**Exercise directions:** Gather all lines with "JSON" from the records.

**********

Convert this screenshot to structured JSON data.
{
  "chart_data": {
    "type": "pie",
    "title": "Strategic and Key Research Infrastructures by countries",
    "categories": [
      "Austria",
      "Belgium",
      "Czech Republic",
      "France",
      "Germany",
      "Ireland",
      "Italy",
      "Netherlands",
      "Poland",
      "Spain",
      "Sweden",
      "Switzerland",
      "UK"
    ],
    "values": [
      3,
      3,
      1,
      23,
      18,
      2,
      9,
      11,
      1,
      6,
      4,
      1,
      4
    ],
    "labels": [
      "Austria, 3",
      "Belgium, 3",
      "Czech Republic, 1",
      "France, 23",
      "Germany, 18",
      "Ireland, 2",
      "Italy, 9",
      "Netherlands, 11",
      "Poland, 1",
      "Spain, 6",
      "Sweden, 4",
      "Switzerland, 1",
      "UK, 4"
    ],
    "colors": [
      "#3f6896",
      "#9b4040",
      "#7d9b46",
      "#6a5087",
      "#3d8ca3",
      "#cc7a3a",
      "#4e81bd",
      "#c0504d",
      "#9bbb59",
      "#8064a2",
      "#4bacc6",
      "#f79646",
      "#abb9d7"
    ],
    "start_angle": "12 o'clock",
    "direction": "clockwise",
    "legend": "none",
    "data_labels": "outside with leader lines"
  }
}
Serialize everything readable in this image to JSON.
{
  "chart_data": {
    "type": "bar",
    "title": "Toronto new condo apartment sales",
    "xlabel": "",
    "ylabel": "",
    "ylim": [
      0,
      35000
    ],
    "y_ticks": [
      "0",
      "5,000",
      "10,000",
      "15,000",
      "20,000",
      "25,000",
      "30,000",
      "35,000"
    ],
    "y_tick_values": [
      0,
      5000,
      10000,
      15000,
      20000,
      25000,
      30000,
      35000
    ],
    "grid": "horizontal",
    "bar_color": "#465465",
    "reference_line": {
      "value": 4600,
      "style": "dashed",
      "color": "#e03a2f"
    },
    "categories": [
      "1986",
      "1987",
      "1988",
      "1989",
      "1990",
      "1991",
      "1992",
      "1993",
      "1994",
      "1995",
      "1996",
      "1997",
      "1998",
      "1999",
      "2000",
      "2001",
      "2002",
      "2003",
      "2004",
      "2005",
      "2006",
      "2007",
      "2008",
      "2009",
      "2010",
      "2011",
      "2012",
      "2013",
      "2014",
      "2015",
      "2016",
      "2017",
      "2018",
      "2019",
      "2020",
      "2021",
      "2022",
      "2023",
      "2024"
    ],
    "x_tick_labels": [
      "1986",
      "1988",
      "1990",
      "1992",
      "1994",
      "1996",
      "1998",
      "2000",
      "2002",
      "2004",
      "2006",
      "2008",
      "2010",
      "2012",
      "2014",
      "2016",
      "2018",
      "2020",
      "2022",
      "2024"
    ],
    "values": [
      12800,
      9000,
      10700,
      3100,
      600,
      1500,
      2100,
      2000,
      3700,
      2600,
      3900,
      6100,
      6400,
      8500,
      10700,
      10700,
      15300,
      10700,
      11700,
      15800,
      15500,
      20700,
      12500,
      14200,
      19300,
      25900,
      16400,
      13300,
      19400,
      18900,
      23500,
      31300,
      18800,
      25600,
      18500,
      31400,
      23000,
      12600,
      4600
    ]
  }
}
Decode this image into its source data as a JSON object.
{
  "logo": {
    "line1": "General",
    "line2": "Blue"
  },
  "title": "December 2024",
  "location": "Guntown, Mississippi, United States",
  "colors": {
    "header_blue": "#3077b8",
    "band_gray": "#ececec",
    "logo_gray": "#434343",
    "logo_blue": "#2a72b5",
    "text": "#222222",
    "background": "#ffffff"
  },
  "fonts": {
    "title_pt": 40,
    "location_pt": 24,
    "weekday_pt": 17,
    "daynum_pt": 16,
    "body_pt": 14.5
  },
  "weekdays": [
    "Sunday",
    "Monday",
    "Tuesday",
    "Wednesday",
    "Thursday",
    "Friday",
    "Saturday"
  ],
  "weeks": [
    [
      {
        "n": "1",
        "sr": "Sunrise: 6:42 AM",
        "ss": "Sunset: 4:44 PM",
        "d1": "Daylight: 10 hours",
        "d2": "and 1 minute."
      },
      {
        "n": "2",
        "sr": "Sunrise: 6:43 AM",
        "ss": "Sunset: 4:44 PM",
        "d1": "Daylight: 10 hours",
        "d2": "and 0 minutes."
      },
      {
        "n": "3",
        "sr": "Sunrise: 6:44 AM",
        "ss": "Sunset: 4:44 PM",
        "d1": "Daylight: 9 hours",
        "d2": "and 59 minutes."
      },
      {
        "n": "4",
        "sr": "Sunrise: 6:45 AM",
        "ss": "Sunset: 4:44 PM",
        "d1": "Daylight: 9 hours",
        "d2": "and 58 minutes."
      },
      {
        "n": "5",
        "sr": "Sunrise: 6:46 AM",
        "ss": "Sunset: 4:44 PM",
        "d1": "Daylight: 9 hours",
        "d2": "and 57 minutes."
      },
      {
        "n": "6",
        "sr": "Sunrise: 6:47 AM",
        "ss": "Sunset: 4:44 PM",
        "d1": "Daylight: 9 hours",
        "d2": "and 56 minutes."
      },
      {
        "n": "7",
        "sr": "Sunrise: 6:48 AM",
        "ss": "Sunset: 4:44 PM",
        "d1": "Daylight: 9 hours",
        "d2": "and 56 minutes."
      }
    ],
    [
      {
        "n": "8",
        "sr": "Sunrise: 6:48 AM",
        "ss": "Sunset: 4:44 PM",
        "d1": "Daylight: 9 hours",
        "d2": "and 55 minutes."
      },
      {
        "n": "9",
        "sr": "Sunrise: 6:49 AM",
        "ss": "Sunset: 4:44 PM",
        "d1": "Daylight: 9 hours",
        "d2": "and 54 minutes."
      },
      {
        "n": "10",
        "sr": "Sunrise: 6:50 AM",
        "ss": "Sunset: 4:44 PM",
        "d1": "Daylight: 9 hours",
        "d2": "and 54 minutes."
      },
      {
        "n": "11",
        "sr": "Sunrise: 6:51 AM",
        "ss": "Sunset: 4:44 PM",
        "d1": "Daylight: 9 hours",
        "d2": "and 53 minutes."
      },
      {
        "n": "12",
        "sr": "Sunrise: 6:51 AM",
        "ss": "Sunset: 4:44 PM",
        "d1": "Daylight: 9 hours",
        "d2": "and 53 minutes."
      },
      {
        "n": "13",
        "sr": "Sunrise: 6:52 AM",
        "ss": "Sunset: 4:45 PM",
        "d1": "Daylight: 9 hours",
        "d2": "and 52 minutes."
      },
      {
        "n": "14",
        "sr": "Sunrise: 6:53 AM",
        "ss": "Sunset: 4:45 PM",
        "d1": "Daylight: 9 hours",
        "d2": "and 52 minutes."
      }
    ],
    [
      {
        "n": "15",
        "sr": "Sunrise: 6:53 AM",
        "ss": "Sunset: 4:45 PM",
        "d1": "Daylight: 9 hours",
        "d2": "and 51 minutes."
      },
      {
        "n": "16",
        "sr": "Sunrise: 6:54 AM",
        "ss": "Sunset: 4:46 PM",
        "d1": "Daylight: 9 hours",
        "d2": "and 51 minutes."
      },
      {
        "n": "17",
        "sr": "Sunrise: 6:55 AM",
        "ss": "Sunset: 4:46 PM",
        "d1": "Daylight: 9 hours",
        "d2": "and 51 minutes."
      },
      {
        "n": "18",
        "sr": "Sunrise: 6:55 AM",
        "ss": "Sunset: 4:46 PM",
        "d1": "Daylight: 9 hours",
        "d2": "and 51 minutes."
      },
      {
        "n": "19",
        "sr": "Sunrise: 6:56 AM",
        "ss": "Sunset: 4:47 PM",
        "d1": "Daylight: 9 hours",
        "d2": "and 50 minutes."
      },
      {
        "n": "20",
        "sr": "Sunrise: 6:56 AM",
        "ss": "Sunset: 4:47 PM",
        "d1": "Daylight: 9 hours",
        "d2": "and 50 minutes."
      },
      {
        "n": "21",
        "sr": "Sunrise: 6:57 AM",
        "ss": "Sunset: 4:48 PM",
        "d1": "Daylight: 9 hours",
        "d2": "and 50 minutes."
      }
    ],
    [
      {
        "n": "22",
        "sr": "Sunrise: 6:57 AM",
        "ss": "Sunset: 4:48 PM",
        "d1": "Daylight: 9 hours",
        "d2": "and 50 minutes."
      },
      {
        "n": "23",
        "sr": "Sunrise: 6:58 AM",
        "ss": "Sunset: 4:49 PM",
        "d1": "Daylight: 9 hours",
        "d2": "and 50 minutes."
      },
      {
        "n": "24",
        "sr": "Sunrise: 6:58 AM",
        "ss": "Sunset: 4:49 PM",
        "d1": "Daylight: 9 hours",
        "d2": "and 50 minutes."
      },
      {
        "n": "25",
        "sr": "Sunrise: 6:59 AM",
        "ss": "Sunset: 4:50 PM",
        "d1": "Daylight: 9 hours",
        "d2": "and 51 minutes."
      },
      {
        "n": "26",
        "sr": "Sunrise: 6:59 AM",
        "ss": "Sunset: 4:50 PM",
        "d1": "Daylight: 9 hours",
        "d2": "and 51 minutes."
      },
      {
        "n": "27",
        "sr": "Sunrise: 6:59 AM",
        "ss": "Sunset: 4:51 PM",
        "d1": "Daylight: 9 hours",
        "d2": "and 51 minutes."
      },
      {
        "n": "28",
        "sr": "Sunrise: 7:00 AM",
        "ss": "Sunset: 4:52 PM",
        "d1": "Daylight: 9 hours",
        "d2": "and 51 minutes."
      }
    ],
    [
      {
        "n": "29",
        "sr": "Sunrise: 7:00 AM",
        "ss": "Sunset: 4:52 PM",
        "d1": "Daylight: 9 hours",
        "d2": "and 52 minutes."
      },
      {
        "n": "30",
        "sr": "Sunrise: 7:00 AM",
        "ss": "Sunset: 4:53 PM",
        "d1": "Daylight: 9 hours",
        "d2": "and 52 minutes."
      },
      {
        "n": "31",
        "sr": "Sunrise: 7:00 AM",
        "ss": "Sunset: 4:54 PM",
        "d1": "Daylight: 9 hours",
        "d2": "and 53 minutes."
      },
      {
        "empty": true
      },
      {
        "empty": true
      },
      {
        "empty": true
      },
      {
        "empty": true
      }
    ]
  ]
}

**********

**Finished task:**
Convert this screenshot to structured JSON data.
Serialize everything readable in this image to JSON.
Decode this image into its source data as a JSON object.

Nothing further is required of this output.